### WHAT YOU SHOULD DO
Pictures do not belong in the copy. Return all of the entries exactly.

## Begin DATA SUPPLIED

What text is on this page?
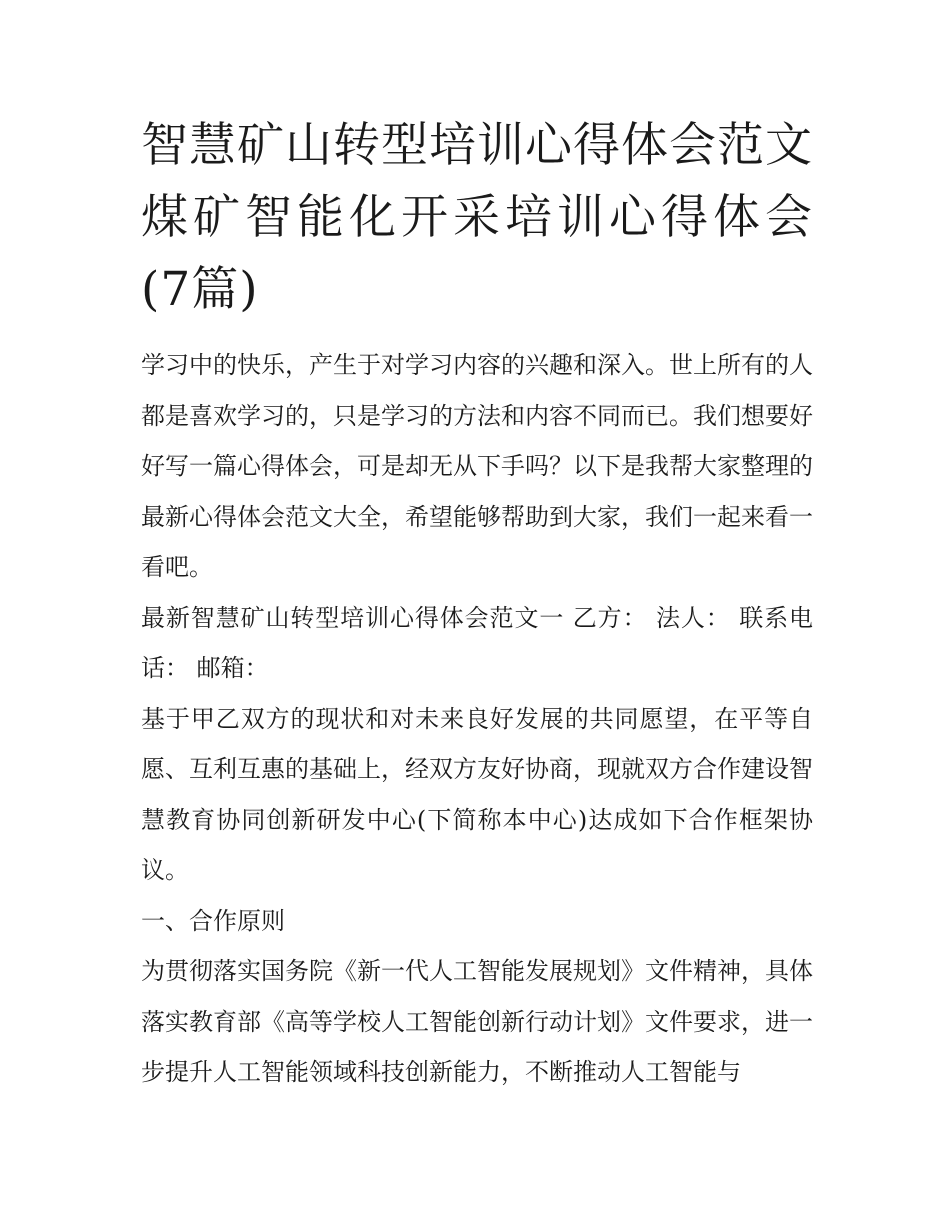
智慧矿山转型培训心得体会范文 煤矿智能化开采培训心得体会(7篇)

学习中的快乐，产生于对学习内容的兴趣和深入。世上所有的人都是喜欢学习的，只是学习的方法和内容不同而已。我们想要好好写一篇心得体会，可是却无从下手吗？以下是我帮大家整理的最新心得体会范文大全，希望能够帮助到大家，我们一起来看一看吧。

最新智慧矿山转型培训心得体会范文一 乙方： 法人： 联系电话： 邮箱：

基于甲乙双方的现状和对未来良好发展的共同愿望，在平等自愿、互利互惠的基础上，经双方友好协商，现就双方合作建设智慧教育协同创新研发中心(下简称本中心)达成如下合作框架协议。

一、合作原则

为贯彻落实国务院《新一代人工智能发展规划》文件精神，具体落实教育部《高等学校人工智能创新行动计划》文件要求，进一步提升人工智能领域科技创新能力，不断推动人工智能与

## End DATA SUPPLIED

### IN RESPONSE
What text is on this page?
智慧矿山转型培训心得体会范文 煤矿智能化开采培训心得体会(7篇)

学习中的快乐，产生于对学习内容的兴趣和深入。世上所有的人都是喜欢学习的，只是学习的方法和内容不同而已。我们想要好好写一篇心得体会，可是却无从下手吗？以下是我帮大家整理的最新心得体会范文大全，希望能够帮助到大家，我们一起来看一看吧。

最新智慧矿山转型培训心得体会范文一 乙方： 法人： 联系电话： 邮箱：

基于甲乙双方的现状和对未来良好发展的共同愿望，在平等自愿、互利互惠的基础上，经双方友好协商，现就双方合作建设智慧教育协同创新研发中心(下简称本中心)达成如下合作框架协议。

一、合作原则

为贯彻落实国务院《新一代人工智能发展规划》文件精神，具体落实教育部《高等学校人工智能创新行动计划》文件要求，进一步提升人工智能领域科技创新能力，不断推动人工智能与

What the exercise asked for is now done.